WHAT TO WORK ON: Restate the whole listing word for word. Pictures are left out.

⁂

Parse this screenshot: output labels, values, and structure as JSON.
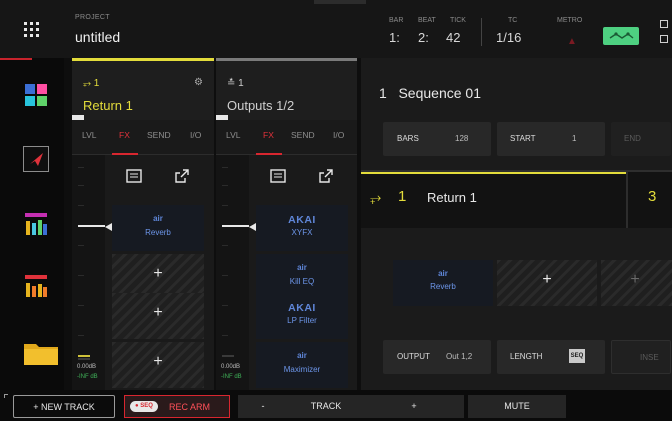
{
  "header": {
    "project_label": "PROJECT",
    "project_name": "untitled",
    "bar_label": "BAR",
    "beat_label": "BEAT",
    "tick_label": "TICK",
    "bar_value": "1:",
    "beat_value": "2:",
    "tick_value": "42",
    "tc_label": "TC",
    "tc_value": "1/16",
    "metro_label": "METRO"
  },
  "rail": {
    "icons": [
      "mixer-grid-icon",
      "send-arrow-icon",
      "channel-mixer-icon",
      "pad-mixer-icon",
      "folder-icon"
    ]
  },
  "tracks": [
    {
      "number": "1",
      "name": "Return 1",
      "selected": true,
      "tabs": [
        "LVL",
        "FX",
        "SEND",
        "I/O"
      ],
      "active_tab": "FX",
      "level_db": "0.00dB",
      "level_db2": "-INF dB",
      "slots": [
        {
          "type": "plugin",
          "brand": "air",
          "name": "Reverb"
        },
        {
          "type": "empty",
          "label": "+"
        },
        {
          "type": "empty",
          "label": "+"
        },
        {
          "type": "empty",
          "label": "+"
        }
      ]
    },
    {
      "number": "1",
      "name": "Outputs 1/2",
      "selected": false,
      "tabs": [
        "LVL",
        "FX",
        "SEND",
        "I/O"
      ],
      "active_tab": "FX",
      "level_db": "0.00dB",
      "level_db2": "-INF dB",
      "slots": [
        {
          "type": "plugin",
          "brand": "AKAI",
          "name": "XYFX"
        },
        {
          "type": "plugin",
          "brand": "air",
          "name": "Kill EQ"
        },
        {
          "type": "plugin",
          "brand": "AKAI",
          "name": "LP Filter"
        },
        {
          "type": "plugin",
          "brand": "air",
          "name": "Maximizer"
        }
      ]
    }
  ],
  "sequence": {
    "number": "1",
    "name": "Sequence 01",
    "bars_label": "BARS",
    "bars_value": "128",
    "start_label": "START",
    "start_value": "1",
    "end_label": "END"
  },
  "return_track": {
    "number": "1",
    "name": "Return 1",
    "count": "3",
    "slots": [
      {
        "type": "plugin",
        "brand": "air",
        "name": "Reverb"
      },
      {
        "type": "empty",
        "label": "+"
      },
      {
        "type": "empty",
        "label": "+"
      }
    ],
    "output_label": "OUTPUT",
    "output_value": "Out 1,2",
    "length_label": "LENGTH",
    "length_badge": "SEQ",
    "insert_label": "INSE"
  },
  "bottom": {
    "new_track": "+ NEW TRACK",
    "rec_tag": "● SEQ",
    "rec_arm": "REC ARM",
    "minus": "-",
    "track": "TRACK",
    "plus": "+",
    "mute": "MUTE"
  },
  "colors": {
    "accent_yellow": "#e3dc3b",
    "accent_red": "#d8262f",
    "plugin_blue": "#6d96ea",
    "thumb_green": "#4ed081"
  }
}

⁂

SOLUTION:
Parse this screenshot: output labels, values, and structure as JSON.
{
  "header": {
    "project_label": "PROJECT",
    "project_name": "untitled",
    "bar_label": "BAR",
    "beat_label": "BEAT",
    "tick_label": "TICK",
    "bar_value": "1:",
    "beat_value": "2:",
    "tick_value": "42",
    "tc_label": "TC",
    "tc_value": "1/16",
    "metro_label": "METRO"
  },
  "rail": {
    "icons": [
      "mixer-grid-icon",
      "send-arrow-icon",
      "channel-mixer-icon",
      "pad-mixer-icon",
      "folder-icon"
    ]
  },
  "tracks": [
    {
      "number": "1",
      "name": "Return 1",
      "selected": true,
      "tabs": [
        "LVL",
        "FX",
        "SEND",
        "I/O"
      ],
      "active_tab": "FX",
      "level_db": "0.00dB",
      "level_db2": "-INF dB",
      "slots": [
        {
          "type": "plugin",
          "brand": "air",
          "name": "Reverb"
        },
        {
          "type": "empty",
          "label": "+"
        },
        {
          "type": "empty",
          "label": "+"
        },
        {
          "type": "empty",
          "label": "+"
        }
      ]
    },
    {
      "number": "1",
      "name": "Outputs 1/2",
      "selected": false,
      "tabs": [
        "LVL",
        "FX",
        "SEND",
        "I/O"
      ],
      "active_tab": "FX",
      "level_db": "0.00dB",
      "level_db2": "-INF dB",
      "slots": [
        {
          "type": "plugin",
          "brand": "AKAI",
          "name": "XYFX"
        },
        {
          "type": "plugin",
          "brand": "air",
          "name": "Kill EQ"
        },
        {
          "type": "plugin",
          "brand": "AKAI",
          "name": "LP Filter"
        },
        {
          "type": "plugin",
          "brand": "air",
          "name": "Maximizer"
        }
      ]
    }
  ],
  "sequence": {
    "number": "1",
    "name": "Sequence 01",
    "bars_label": "BARS",
    "bars_value": "128",
    "start_label": "START",
    "start_value": "1",
    "end_label": "END"
  },
  "return_track": {
    "number": "1",
    "name": "Return 1",
    "count": "3",
    "slots": [
      {
        "type": "plugin",
        "brand": "air",
        "name": "Reverb"
      },
      {
        "type": "empty",
        "label": "+"
      },
      {
        "type": "empty",
        "label": "+"
      }
    ],
    "output_label": "OUTPUT",
    "output_value": "Out 1,2",
    "length_label": "LENGTH",
    "length_badge": "SEQ",
    "insert_label": "INSE"
  },
  "bottom": {
    "new_track": "+ NEW TRACK",
    "rec_tag": "● SEQ",
    "rec_arm": "REC ARM",
    "minus": "-",
    "track": "TRACK",
    "plus": "+",
    "mute": "MUTE"
  },
  "colors": {
    "accent_yellow": "#e3dc3b",
    "accent_red": "#d8262f",
    "plugin_blue": "#6d96ea",
    "thumb_green": "#4ed081"
  }
}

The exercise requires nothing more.